# START OF Supplied records

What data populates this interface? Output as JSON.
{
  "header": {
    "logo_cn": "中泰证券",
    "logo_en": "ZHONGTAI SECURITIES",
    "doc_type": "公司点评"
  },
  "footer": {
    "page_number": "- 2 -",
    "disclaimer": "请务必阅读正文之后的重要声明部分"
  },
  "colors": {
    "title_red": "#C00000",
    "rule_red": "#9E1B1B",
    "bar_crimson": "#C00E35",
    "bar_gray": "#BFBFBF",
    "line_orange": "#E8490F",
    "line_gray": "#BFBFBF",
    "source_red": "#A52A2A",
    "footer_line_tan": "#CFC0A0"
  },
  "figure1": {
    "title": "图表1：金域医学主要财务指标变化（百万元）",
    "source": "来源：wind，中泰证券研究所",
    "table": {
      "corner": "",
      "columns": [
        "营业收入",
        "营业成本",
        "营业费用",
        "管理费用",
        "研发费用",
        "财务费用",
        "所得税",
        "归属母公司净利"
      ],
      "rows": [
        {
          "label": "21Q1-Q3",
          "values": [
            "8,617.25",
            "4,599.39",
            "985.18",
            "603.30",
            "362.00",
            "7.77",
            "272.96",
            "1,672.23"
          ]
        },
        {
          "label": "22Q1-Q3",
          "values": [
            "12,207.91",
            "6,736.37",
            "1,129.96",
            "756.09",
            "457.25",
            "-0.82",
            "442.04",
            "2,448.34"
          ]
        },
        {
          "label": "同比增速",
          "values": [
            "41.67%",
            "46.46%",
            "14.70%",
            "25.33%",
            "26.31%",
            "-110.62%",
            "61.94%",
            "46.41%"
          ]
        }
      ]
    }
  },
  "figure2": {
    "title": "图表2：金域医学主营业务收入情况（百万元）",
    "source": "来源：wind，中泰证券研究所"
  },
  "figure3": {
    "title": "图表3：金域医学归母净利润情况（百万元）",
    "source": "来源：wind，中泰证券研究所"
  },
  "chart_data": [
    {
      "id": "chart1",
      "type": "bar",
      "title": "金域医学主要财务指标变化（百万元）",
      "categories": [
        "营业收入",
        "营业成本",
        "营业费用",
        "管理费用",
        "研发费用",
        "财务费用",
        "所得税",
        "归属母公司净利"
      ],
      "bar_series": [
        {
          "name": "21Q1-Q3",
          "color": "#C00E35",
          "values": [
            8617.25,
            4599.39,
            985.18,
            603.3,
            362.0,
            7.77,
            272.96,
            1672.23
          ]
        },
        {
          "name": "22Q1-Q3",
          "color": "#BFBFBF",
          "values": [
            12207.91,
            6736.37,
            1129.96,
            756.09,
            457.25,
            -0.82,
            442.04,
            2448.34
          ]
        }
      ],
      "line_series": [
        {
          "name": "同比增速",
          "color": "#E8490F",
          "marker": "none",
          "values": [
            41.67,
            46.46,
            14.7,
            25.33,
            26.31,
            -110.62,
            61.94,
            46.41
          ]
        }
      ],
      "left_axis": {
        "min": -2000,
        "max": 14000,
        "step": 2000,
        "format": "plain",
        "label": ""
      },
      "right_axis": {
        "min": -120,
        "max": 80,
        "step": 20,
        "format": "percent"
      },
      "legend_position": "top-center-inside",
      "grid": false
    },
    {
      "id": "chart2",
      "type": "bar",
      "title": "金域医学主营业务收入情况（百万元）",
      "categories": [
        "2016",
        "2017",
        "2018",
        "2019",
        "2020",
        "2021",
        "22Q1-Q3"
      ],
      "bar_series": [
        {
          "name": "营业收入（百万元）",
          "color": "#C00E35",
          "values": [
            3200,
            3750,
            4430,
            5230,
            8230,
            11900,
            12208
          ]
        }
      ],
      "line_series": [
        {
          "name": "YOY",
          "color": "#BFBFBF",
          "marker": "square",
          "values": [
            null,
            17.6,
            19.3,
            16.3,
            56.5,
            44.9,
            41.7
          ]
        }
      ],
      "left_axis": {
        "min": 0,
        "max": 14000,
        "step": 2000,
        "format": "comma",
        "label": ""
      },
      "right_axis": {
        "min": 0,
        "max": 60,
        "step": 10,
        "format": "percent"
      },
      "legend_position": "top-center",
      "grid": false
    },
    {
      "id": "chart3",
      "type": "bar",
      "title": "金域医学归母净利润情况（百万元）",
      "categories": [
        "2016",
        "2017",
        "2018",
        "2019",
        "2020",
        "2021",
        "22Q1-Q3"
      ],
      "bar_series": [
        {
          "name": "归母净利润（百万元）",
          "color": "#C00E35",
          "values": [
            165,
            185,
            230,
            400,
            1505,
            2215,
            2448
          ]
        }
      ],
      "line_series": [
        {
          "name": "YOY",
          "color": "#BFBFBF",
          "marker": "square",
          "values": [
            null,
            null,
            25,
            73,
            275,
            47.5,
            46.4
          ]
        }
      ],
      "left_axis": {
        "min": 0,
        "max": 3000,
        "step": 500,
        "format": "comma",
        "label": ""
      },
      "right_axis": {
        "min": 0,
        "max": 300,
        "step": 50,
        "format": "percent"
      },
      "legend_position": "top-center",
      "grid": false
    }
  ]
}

# END OF Supplied records

**Exercise prompt**. Give the listing again, word for word.

**Answer for the task**.
What data populates this interface? Output as JSON.
{
  "header": {
    "logo_cn": "中泰证券",
    "logo_en": "ZHONGTAI SECURITIES",
    "doc_type": "公司点评"
  },
  "footer": {
    "page_number": "- 2 -",
    "disclaimer": "请务必阅读正文之后的重要声明部分"
  },
  "colors": {
    "title_red": "#C00000",
    "rule_red": "#9E1B1B",
    "bar_crimson": "#C00E35",
    "bar_gray": "#BFBFBF",
    "line_orange": "#E8490F",
    "line_gray": "#BFBFBF",
    "source_red": "#A52A2A",
    "footer_line_tan": "#CFC0A0"
  },
  "figure1": {
    "title": "图表1：金域医学主要财务指标变化（百万元）",
    "source": "来源：wind，中泰证券研究所",
    "table": {
      "corner": "",
      "columns": [
        "营业收入",
        "营业成本",
        "营业费用",
        "管理费用",
        "研发费用",
        "财务费用",
        "所得税",
        "归属母公司净利"
      ],
      "rows": [
        {
          "label": "21Q1-Q3",
          "values": [
            "8,617.25",
            "4,599.39",
            "985.18",
            "603.30",
            "362.00",
            "7.77",
            "272.96",
            "1,672.23"
          ]
        },
        {
          "label": "22Q1-Q3",
          "values": [
            "12,207.91",
            "6,736.37",
            "1,129.96",
            "756.09",
            "457.25",
            "-0.82",
            "442.04",
            "2,448.34"
          ]
        },
        {
          "label": "同比增速",
          "values": [
            "41.67%",
            "46.46%",
            "14.70%",
            "25.33%",
            "26.31%",
            "-110.62%",
            "61.94%",
            "46.41%"
          ]
        }
      ]
    }
  },
  "figure2": {
    "title": "图表2：金域医学主营业务收入情况（百万元）",
    "source": "来源：wind，中泰证券研究所"
  },
  "figure3": {
    "title": "图表3：金域医学归母净利润情况（百万元）",
    "source": "来源：wind，中泰证券研究所"
  },
  "chart_data": [
    {
      "id": "chart1",
      "type": "bar",
      "title": "金域医学主要财务指标变化（百万元）",
      "categories": [
        "营业收入",
        "营业成本",
        "营业费用",
        "管理费用",
        "研发费用",
        "财务费用",
        "所得税",
        "归属母公司净利"
      ],
      "bar_series": [
        {
          "name": "21Q1-Q3",
          "color": "#C00E35",
          "values": [
            8617.25,
            4599.39,
            985.18,
            603.3,
            362.0,
            7.77,
            272.96,
            1672.23
          ]
        },
        {
          "name": "22Q1-Q3",
          "color": "#BFBFBF",
          "values": [
            12207.91,
            6736.37,
            1129.96,
            756.09,
            457.25,
            -0.82,
            442.04,
            2448.34
          ]
        }
      ],
      "line_series": [
        {
          "name": "同比增速",
          "color": "#E8490F",
          "marker": "none",
          "values": [
            41.67,
            46.46,
            14.7,
            25.33,
            26.31,
            -110.62,
            61.94,
            46.41
          ]
        }
      ],
      "left_axis": {
        "min": -2000,
        "max": 14000,
        "step": 2000,
        "format": "plain",
        "label": ""
      },
      "right_axis": {
        "min": -120,
        "max": 80,
        "step": 20,
        "format": "percent"
      },
      "legend_position": "top-center-inside",
      "grid": false
    },
    {
      "id": "chart2",
      "type": "bar",
      "title": "金域医学主营业务收入情况（百万元）",
      "categories": [
        "2016",
        "2017",
        "2018",
        "2019",
        "2020",
        "2021",
        "22Q1-Q3"
      ],
      "bar_series": [
        {
          "name": "营业收入（百万元）",
          "color": "#C00E35",
          "values": [
            3200,
            3750,
            4430,
            5230,
            8230,
            11900,
            12208
          ]
        }
      ],
      "line_series": [
        {
          "name": "YOY",
          "color": "#BFBFBF",
          "marker": "square",
          "values": [
            null,
            17.6,
            19.3,
            16.3,
            56.5,
            44.9,
            41.7
          ]
        }
      ],
      "left_axis": {
        "min": 0,
        "max": 14000,
        "step": 2000,
        "format": "comma",
        "label": ""
      },
      "right_axis": {
        "min": 0,
        "max": 60,
        "step": 10,
        "format": "percent"
      },
      "legend_position": "top-center",
      "grid": false
    },
    {
      "id": "chart3",
      "type": "bar",
      "title": "金域医学归母净利润情况（百万元）",
      "categories": [
        "2016",
        "2017",
        "2018",
        "2019",
        "2020",
        "2021",
        "22Q1-Q3"
      ],
      "bar_series": [
        {
          "name": "归母净利润（百万元）",
          "color": "#C00E35",
          "values": [
            165,
            185,
            230,
            400,
            1505,
            2215,
            2448
          ]
        }
      ],
      "line_series": [
        {
          "name": "YOY",
          "color": "#BFBFBF",
          "marker": "square",
          "values": [
            null,
            null,
            25,
            73,
            275,
            47.5,
            46.4
          ]
        }
      ],
      "left_axis": {
        "min": 0,
        "max": 3000,
        "step": 500,
        "format": "comma",
        "label": ""
      },
      "right_axis": {
        "min": 0,
        "max": 300,
        "step": 50,
        "format": "percent"
      },
      "legend_position": "top-center",
      "grid": false
    }
  ]
}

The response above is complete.